(Saved entries)

---

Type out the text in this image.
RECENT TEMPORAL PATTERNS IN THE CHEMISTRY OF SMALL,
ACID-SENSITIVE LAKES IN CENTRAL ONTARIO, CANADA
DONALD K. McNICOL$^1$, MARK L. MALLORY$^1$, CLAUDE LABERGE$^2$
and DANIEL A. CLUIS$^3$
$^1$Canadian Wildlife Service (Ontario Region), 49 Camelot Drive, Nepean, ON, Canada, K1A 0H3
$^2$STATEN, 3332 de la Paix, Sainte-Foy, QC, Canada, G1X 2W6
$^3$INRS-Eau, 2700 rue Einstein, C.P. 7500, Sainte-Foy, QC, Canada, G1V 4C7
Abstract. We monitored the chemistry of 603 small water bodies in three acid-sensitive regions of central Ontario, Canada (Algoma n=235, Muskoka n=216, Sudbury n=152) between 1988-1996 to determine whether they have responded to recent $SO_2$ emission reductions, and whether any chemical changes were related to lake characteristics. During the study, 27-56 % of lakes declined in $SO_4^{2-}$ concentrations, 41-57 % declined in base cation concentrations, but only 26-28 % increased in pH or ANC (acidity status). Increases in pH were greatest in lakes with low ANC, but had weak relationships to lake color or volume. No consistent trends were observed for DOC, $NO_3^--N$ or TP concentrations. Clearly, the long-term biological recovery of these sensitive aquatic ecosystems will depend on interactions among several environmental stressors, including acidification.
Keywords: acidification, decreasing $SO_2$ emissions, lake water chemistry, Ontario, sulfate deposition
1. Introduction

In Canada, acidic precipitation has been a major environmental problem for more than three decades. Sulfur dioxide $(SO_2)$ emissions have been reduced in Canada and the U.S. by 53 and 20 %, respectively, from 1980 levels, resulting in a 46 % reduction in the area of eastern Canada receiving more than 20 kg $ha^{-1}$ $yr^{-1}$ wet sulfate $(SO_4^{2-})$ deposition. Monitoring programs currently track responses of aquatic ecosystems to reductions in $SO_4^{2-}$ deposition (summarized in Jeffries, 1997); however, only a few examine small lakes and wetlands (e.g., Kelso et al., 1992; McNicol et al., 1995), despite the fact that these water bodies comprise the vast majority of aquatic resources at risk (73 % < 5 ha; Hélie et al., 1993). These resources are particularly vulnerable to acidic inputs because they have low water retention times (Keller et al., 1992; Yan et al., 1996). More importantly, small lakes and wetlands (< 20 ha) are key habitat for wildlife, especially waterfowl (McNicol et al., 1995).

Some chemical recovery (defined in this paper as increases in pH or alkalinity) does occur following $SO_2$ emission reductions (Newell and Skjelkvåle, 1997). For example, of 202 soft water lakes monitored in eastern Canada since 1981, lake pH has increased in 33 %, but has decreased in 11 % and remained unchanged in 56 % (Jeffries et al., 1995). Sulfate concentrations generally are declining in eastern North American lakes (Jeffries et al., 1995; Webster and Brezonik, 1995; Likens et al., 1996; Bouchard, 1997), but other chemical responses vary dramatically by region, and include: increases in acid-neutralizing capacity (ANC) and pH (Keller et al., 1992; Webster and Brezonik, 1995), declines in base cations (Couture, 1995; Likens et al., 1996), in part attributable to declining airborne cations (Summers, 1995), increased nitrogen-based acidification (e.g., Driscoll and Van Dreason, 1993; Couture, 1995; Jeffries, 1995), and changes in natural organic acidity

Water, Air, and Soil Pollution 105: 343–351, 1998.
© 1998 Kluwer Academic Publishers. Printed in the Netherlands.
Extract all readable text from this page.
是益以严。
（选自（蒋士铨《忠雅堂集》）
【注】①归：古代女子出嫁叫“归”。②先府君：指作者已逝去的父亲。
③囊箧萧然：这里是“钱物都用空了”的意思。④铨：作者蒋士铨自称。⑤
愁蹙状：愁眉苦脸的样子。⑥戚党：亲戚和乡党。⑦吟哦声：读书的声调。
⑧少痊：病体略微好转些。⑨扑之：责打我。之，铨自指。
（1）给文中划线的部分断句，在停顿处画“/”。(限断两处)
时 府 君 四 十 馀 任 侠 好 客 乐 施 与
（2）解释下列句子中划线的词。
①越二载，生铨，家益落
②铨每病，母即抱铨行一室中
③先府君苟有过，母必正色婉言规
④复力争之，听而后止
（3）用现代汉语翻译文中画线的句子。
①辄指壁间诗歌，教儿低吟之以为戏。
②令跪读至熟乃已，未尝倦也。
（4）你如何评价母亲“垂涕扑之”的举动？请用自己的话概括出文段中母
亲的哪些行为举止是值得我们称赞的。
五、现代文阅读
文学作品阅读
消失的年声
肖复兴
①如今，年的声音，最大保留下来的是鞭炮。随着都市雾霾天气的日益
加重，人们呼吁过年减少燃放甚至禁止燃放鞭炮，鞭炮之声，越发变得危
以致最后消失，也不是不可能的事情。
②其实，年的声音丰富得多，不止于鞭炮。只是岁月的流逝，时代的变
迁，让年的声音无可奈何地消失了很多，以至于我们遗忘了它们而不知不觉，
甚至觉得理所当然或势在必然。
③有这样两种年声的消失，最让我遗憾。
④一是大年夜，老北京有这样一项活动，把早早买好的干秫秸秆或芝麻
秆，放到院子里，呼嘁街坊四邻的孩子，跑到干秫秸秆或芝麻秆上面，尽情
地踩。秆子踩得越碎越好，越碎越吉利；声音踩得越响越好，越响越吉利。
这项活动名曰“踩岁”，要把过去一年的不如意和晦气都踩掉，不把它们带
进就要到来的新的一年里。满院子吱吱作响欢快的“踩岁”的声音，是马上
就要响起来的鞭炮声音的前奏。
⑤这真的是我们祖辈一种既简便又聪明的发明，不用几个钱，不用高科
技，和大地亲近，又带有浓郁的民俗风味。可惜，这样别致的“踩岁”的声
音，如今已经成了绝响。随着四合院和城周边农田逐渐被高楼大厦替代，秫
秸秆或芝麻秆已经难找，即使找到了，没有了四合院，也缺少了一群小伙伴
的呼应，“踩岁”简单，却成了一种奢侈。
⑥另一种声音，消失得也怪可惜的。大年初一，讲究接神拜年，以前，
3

---

> BRIEF
Show, from the material above, each line that includes the string "Sainte".

> OUTPUT BELOW
$^2$STATEN, 3332 de la Paix, Sainte-Foy, QC, Canada, G1X 2W6
$^3$INRS-Eau, 2700 rue Einstein, C.P. 7500, Sainte-Foy, QC, Canada, G1V 4C7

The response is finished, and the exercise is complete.